DIRECTIONS FOR THIS TASK » Copy out all the entries word for word.

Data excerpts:
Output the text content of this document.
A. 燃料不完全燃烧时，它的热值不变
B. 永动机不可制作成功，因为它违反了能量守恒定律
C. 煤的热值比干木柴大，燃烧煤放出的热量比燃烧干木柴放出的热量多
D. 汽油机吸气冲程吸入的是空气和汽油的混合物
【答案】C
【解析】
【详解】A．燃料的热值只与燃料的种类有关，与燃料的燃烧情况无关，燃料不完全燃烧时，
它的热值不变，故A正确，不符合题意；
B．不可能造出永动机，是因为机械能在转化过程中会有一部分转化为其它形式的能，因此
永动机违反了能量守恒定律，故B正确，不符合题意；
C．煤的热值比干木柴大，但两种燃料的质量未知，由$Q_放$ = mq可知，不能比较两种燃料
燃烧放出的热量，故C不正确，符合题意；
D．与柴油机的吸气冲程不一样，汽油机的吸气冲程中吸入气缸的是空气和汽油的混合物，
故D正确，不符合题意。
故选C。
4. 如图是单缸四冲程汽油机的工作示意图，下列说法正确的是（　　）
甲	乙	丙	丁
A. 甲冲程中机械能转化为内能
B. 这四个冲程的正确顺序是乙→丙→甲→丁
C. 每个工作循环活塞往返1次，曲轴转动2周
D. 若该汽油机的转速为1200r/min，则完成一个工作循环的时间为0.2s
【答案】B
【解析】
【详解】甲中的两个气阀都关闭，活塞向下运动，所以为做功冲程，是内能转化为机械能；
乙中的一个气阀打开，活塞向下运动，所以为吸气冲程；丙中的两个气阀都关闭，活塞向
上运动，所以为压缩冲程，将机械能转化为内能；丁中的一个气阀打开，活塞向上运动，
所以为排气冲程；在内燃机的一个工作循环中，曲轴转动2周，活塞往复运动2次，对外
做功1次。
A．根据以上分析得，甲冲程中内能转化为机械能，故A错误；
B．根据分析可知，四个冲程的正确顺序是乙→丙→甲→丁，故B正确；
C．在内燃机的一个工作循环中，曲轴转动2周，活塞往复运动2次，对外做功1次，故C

REPLY »
Output the text content of this document.
A. 燃料不完全燃烧时，它的热值不变
B. 永动机不可制作成功，因为它违反了能量守恒定律
C. 煤的热值比干木柴大，燃烧煤放出的热量比燃烧干木柴放出的热量多
D. 汽油机吸气冲程吸入的是空气和汽油的混合物
【答案】C
【解析】
【详解】A．燃料的热值只与燃料的种类有关，与燃料的燃烧情况无关，燃料不完全燃烧时，
它的热值不变，故A正确，不符合题意；
B．不可能造出永动机，是因为机械能在转化过程中会有一部分转化为其它形式的能，因此
永动机违反了能量守恒定律，故B正确，不符合题意；
C．煤的热值比干木柴大，但两种燃料的质量未知，由$Q_放$ = mq可知，不能比较两种燃料
燃烧放出的热量，故C不正确，符合题意；
D．与柴油机的吸气冲程不一样，汽油机的吸气冲程中吸入气缸的是空气和汽油的混合物，
故D正确，不符合题意。
故选C。
4. 如图是单缸四冲程汽油机的工作示意图，下列说法正确的是（　　）
甲	乙	丙	丁
A. 甲冲程中机械能转化为内能
B. 这四个冲程的正确顺序是乙→丙→甲→丁
C. 每个工作循环活塞往返1次，曲轴转动2周
D. 若该汽油机的转速为1200r/min，则完成一个工作循环的时间为0.2s
【答案】B
【解析】
【详解】甲中的两个气阀都关闭，活塞向下运动，所以为做功冲程，是内能转化为机械能；
乙中的一个气阀打开，活塞向下运动，所以为吸气冲程；丙中的两个气阀都关闭，活塞向
上运动，所以为压缩冲程，将机械能转化为内能；丁中的一个气阀打开，活塞向上运动，
所以为排气冲程；在内燃机的一个工作循环中，曲轴转动2周，活塞往复运动2次，对外
做功1次。
A．根据以上分析得，甲冲程中内能转化为机械能，故A错误；
B．根据分析可知，四个冲程的正确顺序是乙→丙→甲→丁，故B正确；
C．在内燃机的一个工作循环中，曲轴转动2周，活塞往复运动2次，对外做功1次，故C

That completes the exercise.